### Objective:
Copy every line from the data below in which the string "ffffff" can be found.

[Dataset listings of figures]
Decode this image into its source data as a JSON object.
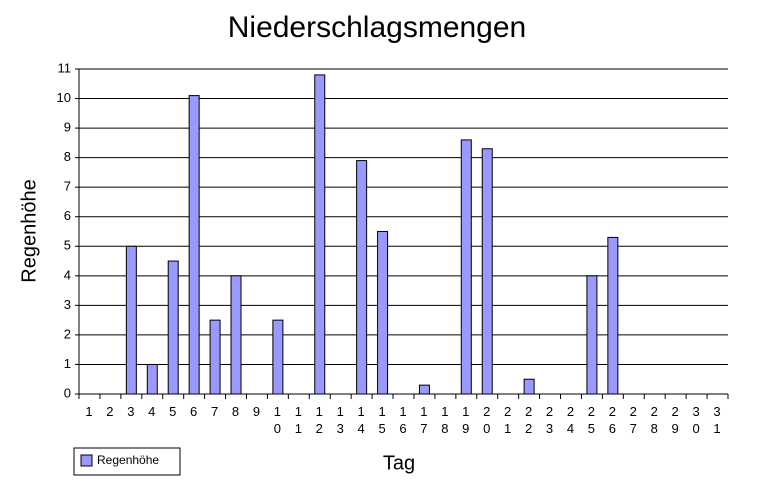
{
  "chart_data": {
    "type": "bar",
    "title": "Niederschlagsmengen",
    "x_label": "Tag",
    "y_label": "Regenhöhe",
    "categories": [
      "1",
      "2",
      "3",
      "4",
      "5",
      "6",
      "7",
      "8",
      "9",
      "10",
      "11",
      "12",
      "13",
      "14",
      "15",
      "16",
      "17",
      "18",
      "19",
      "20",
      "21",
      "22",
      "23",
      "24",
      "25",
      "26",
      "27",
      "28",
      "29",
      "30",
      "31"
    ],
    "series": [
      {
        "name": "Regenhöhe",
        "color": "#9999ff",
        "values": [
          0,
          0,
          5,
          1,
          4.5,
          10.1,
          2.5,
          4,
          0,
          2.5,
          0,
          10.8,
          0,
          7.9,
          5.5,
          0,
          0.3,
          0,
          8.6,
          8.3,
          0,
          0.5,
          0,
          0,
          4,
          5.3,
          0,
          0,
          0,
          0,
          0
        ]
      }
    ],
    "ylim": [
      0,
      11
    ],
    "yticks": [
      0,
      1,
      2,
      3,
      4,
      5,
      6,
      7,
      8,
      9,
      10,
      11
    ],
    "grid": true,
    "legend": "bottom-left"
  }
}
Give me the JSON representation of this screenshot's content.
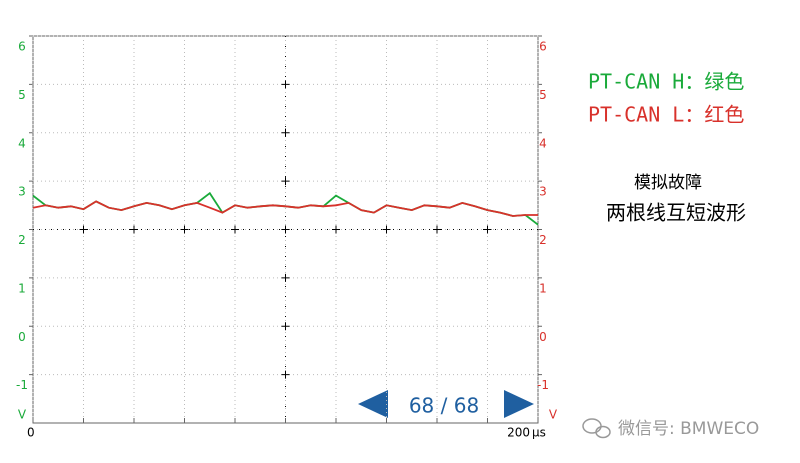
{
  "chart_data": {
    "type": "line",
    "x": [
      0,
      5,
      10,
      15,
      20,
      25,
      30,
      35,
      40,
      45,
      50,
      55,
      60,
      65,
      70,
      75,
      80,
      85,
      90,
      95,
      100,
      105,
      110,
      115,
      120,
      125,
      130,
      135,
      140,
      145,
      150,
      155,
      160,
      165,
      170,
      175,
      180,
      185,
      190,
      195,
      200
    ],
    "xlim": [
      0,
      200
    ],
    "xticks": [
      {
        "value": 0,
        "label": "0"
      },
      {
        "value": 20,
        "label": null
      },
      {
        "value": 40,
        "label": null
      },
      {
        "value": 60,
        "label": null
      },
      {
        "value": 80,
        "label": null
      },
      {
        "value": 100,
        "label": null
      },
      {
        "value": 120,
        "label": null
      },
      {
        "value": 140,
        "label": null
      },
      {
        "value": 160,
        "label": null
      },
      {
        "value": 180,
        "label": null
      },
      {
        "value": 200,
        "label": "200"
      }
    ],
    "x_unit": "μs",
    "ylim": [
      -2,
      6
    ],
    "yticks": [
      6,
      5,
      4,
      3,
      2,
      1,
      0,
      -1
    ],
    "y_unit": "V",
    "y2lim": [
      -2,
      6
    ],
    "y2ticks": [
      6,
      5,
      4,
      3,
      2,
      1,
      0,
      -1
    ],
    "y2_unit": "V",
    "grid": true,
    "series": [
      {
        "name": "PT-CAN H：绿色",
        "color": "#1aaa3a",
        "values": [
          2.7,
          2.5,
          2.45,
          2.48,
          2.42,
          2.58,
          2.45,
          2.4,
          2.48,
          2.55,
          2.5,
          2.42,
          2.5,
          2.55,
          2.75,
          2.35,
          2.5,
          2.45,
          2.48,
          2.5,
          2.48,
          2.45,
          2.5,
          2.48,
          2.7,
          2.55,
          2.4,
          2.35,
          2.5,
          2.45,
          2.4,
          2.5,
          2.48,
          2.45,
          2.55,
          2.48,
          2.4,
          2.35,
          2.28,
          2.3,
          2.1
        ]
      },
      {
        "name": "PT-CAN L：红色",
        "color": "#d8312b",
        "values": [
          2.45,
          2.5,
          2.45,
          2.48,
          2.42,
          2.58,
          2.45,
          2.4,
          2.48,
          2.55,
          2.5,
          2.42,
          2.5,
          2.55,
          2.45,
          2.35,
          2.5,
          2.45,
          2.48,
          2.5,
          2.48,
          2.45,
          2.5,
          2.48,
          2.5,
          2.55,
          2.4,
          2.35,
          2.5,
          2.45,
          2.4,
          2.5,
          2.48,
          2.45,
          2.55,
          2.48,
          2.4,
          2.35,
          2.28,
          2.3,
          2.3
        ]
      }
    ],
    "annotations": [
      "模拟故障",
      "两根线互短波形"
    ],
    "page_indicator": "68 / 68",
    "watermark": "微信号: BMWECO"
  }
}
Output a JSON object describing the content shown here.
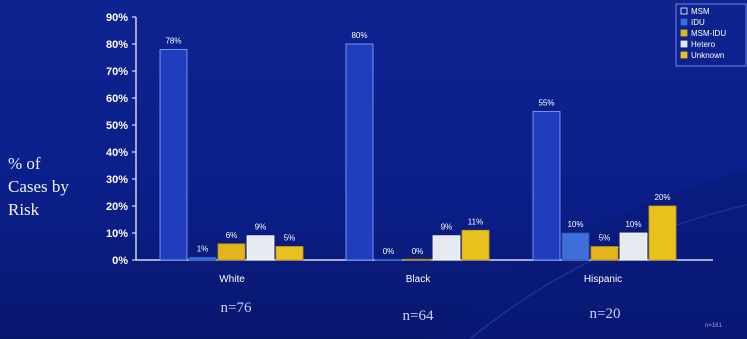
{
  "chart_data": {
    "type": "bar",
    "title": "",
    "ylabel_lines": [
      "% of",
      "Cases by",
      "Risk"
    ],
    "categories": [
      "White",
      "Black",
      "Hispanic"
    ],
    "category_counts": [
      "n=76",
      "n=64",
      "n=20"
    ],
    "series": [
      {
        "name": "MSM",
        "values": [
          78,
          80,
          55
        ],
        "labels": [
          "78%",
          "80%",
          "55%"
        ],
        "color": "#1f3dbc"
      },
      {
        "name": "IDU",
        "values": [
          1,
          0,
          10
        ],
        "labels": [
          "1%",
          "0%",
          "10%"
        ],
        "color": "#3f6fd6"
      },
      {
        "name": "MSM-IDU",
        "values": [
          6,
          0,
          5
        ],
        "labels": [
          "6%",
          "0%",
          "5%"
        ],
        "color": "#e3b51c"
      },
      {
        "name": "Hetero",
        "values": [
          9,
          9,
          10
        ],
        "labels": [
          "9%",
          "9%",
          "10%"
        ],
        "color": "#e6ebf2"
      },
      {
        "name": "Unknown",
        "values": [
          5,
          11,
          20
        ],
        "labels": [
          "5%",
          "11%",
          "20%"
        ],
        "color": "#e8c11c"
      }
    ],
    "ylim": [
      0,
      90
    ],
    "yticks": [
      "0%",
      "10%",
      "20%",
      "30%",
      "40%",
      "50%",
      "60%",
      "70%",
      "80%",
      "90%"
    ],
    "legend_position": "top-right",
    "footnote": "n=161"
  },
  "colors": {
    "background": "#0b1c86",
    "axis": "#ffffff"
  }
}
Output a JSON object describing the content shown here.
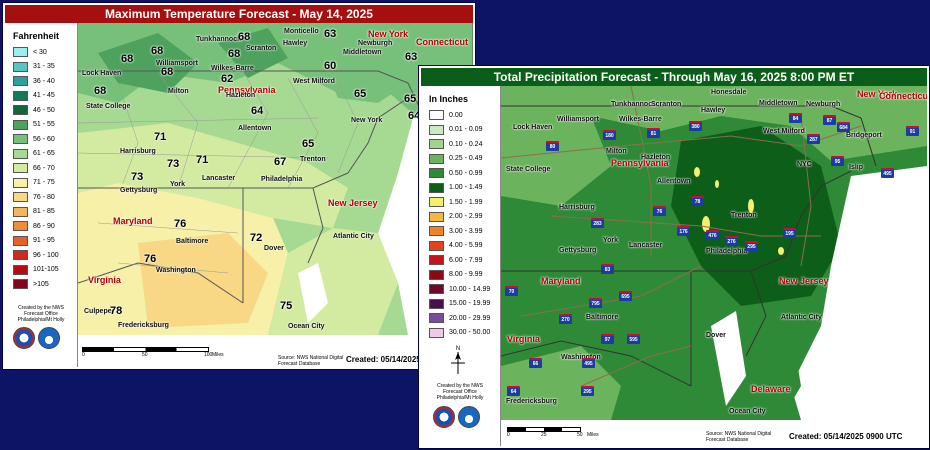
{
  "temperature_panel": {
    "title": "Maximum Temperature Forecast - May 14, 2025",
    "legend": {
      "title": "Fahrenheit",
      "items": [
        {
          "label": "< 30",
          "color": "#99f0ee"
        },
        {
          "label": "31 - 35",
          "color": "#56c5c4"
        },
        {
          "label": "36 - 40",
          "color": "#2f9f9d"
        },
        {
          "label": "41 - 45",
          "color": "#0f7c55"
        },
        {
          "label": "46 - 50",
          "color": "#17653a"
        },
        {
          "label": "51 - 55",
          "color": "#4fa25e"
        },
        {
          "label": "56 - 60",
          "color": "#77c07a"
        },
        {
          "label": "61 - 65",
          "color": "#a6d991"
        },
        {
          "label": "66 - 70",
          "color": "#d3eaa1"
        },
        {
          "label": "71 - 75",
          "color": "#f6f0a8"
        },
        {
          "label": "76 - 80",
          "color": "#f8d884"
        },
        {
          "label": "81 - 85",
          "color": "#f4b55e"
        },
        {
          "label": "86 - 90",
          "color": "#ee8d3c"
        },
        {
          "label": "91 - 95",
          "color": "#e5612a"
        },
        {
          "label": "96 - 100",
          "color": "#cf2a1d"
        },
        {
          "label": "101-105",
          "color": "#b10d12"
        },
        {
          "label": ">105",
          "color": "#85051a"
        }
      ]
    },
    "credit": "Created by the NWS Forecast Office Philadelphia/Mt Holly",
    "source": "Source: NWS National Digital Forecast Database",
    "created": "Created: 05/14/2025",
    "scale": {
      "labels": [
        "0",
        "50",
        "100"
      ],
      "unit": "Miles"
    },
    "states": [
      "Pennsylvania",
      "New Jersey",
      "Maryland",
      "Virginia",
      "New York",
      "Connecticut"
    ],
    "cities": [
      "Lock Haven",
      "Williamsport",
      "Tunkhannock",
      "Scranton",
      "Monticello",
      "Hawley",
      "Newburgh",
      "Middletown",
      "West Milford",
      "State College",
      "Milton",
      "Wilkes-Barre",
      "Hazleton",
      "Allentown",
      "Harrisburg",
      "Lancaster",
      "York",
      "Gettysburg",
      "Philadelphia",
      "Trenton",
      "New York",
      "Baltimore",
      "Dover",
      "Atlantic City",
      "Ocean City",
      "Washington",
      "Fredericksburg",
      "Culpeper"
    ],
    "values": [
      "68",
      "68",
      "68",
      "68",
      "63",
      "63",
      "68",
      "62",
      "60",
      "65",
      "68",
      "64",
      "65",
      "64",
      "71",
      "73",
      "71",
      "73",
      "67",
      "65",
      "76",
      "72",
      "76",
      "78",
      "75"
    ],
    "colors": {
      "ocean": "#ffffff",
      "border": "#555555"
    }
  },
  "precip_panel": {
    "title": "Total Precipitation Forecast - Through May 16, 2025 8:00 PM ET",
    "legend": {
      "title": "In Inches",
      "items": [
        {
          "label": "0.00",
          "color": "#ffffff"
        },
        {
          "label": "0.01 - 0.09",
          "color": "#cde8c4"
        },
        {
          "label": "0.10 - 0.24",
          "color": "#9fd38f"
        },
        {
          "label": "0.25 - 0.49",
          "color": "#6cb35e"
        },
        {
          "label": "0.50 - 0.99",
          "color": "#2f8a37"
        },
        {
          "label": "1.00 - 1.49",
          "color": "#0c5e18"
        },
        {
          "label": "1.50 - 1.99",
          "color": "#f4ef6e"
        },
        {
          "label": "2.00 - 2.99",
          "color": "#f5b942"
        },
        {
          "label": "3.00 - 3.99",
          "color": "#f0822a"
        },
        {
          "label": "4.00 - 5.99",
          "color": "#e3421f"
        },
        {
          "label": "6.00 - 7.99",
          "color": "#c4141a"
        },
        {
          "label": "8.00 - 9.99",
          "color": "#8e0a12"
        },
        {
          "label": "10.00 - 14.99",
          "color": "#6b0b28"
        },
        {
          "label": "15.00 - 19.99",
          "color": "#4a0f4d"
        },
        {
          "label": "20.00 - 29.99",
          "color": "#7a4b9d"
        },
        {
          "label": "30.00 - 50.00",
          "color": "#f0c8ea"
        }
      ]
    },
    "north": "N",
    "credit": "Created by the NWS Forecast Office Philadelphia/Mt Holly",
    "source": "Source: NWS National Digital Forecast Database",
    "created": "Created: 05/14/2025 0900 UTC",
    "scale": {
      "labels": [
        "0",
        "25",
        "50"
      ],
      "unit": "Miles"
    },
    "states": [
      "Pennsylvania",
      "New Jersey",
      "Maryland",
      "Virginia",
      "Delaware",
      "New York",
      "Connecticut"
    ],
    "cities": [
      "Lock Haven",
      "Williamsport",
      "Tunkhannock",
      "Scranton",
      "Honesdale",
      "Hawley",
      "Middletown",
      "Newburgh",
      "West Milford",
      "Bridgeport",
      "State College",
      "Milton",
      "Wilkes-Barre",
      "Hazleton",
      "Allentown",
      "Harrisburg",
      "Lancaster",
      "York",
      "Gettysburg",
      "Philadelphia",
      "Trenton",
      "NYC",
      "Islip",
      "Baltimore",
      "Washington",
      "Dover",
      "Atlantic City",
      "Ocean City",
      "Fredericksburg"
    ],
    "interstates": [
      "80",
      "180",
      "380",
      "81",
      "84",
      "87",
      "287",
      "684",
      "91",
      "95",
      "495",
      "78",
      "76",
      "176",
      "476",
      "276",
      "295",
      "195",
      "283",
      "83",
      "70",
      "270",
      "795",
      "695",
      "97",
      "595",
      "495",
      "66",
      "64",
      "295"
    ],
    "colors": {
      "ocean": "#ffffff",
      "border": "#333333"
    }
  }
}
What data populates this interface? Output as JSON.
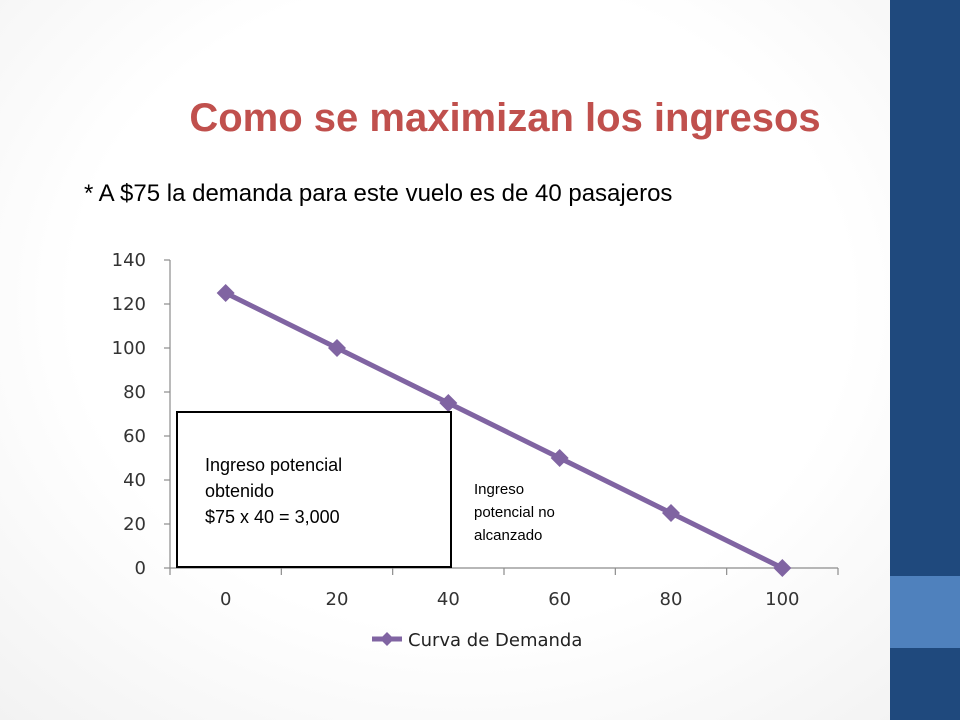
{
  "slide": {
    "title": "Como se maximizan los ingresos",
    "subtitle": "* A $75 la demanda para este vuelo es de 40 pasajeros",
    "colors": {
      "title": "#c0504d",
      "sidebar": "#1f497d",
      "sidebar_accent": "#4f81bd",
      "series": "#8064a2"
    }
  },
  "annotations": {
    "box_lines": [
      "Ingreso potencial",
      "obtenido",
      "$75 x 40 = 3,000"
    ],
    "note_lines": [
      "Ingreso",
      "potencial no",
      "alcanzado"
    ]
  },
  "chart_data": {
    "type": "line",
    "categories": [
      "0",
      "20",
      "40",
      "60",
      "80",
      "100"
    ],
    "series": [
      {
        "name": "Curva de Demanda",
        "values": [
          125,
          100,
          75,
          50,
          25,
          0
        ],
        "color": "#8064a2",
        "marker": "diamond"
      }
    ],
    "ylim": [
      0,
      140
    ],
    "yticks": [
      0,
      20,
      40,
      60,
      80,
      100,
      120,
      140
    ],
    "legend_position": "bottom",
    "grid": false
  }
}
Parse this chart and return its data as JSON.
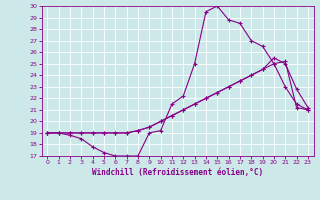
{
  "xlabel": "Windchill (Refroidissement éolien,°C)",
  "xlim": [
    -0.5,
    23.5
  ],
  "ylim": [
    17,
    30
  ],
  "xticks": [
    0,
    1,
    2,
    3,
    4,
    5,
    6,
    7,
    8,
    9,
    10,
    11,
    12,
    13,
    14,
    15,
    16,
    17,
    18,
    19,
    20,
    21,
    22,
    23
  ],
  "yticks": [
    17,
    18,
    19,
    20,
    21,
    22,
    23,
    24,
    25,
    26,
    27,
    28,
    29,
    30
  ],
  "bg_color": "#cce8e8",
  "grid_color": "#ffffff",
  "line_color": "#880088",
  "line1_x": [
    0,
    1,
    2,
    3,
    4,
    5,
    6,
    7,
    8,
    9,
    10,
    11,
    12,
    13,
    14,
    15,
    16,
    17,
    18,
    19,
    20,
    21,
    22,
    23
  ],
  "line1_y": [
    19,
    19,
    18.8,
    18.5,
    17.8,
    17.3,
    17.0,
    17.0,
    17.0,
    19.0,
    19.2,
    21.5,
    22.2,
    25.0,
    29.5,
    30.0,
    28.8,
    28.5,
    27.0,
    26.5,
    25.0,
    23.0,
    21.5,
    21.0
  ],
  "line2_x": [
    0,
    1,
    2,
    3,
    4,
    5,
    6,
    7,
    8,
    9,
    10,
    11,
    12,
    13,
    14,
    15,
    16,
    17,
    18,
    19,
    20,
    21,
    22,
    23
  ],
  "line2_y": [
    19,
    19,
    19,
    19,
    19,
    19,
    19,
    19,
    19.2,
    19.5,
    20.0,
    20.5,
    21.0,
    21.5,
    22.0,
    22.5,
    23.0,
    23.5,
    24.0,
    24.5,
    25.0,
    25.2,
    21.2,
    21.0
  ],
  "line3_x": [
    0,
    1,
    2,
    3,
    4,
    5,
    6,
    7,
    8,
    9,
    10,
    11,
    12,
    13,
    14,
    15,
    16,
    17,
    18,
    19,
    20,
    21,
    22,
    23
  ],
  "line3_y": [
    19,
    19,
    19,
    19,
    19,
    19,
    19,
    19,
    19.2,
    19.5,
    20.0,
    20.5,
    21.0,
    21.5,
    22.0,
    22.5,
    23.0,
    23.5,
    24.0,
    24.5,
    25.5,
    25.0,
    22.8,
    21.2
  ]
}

### The reply:
    "axis": "#ffffff"
      "ocean": "#ffffff",
          "color": "#ffffff"
      "ocean": "#ffffff",
  "grid_color": "#ffffff",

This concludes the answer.